- What to produce: Take the line containing "Read all visible" and every line after it in the data below, and print them exactly as given, with nothing else.

- - -

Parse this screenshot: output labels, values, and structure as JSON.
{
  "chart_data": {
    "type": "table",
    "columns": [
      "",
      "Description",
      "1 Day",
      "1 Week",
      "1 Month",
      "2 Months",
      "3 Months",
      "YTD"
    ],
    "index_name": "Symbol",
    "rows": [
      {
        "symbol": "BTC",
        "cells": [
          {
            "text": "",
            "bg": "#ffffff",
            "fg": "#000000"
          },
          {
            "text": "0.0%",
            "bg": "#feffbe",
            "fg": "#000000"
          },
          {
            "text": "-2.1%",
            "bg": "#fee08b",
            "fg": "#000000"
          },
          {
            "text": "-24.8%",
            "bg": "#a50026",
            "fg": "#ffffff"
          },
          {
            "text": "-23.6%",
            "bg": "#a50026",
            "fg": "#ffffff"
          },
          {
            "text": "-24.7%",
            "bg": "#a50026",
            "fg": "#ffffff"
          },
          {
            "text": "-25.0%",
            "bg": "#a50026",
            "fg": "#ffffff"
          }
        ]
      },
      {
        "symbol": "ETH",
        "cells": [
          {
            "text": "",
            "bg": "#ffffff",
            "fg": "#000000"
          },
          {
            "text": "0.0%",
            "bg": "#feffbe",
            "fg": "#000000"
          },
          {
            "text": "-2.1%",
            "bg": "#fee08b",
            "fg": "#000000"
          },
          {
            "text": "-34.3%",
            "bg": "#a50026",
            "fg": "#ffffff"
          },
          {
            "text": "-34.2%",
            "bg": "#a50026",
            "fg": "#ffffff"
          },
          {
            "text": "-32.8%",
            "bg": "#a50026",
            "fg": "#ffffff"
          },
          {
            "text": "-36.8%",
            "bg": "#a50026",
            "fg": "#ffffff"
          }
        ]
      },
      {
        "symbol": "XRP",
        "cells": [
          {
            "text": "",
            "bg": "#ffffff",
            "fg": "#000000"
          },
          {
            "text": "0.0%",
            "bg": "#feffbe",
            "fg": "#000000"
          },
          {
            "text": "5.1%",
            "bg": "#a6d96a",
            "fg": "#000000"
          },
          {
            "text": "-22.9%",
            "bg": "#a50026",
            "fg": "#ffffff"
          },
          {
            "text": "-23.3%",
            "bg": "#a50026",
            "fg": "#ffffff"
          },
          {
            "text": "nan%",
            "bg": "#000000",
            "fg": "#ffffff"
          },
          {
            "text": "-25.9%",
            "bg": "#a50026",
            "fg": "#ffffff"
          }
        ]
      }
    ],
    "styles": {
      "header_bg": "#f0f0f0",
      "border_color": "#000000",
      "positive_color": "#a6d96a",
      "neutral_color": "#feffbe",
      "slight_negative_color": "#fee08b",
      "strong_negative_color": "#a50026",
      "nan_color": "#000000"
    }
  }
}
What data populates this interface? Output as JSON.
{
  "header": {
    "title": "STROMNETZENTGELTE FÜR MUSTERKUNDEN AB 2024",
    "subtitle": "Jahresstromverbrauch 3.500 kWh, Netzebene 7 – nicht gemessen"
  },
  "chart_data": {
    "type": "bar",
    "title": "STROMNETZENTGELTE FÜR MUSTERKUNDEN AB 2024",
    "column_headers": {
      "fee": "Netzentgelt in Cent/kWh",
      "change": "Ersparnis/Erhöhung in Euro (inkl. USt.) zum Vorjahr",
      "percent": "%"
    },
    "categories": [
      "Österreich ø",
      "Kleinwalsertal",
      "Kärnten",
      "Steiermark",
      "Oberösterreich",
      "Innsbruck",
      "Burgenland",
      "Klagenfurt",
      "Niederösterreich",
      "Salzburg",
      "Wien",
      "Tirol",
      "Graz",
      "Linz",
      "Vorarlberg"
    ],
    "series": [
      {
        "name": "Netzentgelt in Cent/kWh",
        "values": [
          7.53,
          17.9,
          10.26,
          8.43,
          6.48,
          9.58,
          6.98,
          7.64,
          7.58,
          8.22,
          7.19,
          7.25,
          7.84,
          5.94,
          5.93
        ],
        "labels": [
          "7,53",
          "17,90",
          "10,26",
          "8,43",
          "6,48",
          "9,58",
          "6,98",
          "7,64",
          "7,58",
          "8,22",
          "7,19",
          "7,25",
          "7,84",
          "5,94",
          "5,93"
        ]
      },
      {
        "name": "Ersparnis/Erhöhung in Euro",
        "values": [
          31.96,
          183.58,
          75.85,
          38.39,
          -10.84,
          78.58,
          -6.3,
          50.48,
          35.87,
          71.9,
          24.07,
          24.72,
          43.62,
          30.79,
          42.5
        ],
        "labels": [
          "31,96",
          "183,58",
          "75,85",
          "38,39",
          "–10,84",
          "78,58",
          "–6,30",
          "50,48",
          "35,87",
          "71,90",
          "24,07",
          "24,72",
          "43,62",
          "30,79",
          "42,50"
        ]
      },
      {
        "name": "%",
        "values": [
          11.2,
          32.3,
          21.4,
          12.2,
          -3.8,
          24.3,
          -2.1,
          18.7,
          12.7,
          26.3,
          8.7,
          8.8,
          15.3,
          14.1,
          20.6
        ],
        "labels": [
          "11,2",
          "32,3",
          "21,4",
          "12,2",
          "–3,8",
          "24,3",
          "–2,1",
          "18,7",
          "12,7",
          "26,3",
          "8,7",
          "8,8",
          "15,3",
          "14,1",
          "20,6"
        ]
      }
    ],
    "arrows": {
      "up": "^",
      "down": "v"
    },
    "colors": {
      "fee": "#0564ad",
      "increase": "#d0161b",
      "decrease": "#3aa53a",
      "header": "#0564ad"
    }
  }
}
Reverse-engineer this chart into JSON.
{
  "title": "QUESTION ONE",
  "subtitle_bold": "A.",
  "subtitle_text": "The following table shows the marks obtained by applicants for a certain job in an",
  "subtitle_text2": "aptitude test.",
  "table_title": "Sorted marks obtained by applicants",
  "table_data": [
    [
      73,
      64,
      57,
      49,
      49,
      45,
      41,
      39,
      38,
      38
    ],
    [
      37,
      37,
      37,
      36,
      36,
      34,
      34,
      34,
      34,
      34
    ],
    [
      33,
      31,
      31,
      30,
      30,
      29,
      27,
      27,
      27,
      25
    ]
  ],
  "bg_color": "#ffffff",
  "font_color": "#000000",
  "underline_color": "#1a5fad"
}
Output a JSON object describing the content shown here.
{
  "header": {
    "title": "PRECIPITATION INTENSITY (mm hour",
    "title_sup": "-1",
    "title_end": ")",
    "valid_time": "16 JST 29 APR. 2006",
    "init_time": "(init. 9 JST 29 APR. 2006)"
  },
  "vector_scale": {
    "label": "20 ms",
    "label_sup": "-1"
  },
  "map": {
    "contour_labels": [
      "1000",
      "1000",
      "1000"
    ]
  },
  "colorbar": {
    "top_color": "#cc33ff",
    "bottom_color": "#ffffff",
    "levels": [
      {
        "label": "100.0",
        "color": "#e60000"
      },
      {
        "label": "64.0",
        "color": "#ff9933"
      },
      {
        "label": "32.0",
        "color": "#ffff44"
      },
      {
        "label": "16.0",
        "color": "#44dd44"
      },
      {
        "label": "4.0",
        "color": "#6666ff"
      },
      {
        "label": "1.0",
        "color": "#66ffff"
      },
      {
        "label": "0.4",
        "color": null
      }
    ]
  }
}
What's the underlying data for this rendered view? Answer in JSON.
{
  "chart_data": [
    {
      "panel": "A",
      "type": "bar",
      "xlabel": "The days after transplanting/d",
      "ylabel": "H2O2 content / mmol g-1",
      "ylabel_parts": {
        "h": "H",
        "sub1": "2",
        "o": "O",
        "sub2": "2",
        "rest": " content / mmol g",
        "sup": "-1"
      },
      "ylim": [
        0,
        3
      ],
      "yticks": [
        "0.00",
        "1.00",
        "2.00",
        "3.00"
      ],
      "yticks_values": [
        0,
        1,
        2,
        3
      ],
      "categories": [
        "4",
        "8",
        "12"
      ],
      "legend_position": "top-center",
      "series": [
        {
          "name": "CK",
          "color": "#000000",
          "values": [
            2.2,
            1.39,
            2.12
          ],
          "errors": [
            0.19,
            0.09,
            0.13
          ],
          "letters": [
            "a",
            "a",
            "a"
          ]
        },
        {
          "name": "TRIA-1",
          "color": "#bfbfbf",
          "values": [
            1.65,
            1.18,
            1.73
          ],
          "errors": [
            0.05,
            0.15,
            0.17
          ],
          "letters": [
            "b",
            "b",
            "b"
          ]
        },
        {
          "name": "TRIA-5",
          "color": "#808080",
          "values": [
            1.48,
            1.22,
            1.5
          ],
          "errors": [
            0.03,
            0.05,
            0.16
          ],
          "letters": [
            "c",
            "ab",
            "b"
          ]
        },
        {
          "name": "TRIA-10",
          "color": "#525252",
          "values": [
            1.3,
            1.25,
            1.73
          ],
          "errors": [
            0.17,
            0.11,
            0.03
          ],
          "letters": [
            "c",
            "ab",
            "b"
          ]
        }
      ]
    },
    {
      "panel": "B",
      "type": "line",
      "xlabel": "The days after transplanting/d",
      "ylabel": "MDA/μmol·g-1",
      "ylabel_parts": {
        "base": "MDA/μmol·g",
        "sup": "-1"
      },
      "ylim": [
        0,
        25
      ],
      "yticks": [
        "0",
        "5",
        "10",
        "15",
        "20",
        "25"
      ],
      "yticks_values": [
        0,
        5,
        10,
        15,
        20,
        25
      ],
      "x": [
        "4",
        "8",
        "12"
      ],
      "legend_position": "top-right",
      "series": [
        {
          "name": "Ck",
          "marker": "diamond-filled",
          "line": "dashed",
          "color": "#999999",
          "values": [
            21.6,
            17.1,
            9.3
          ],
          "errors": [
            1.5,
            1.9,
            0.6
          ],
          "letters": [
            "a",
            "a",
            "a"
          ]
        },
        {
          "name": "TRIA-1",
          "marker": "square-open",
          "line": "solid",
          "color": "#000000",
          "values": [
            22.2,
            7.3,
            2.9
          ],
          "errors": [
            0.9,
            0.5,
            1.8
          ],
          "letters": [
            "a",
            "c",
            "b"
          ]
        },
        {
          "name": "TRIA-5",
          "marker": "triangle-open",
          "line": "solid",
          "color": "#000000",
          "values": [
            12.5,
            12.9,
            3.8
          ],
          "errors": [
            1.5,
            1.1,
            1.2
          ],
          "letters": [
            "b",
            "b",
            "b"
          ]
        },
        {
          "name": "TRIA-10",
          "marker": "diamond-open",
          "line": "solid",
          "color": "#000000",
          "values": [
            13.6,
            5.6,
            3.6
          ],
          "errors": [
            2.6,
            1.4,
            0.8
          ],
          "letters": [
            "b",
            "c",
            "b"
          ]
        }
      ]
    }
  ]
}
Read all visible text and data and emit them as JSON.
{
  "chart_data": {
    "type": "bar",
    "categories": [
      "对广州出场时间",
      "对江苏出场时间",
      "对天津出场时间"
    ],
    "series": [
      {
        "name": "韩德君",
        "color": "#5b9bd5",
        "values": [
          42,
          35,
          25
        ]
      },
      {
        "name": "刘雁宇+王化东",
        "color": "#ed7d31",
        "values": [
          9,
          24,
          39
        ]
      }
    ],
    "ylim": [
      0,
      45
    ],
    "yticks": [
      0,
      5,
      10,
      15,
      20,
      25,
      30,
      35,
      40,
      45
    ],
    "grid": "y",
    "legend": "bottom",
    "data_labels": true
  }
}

- - -

- Correct answer:
Read all visible text and data and emit them as JSON.
{
  "chart_data": {
    "type": "bar",
    "categories": [
      "对广州出场时间",
      "对江苏出场时间",
      "对天津出场时间"
    ],
    "series": [
      {
        "name": "韩德君",
        "color": "#5b9bd5",
        "values": [
          42,
          35,
          25
        ]
      },
      {
        "name": "刘雁宇+王化东",
        "color": "#ed7d31",
        "values": [
          9,
          24,
          39
        ]
      }
    ],
    "ylim": [
      0,
      45
    ],
    "yticks": [
      0,
      5,
      10,
      15,
      20,
      25,
      30,
      35,
      40,
      45
    ],
    "grid": "y",
    "legend": "bottom",
    "data_labels": true
  }
}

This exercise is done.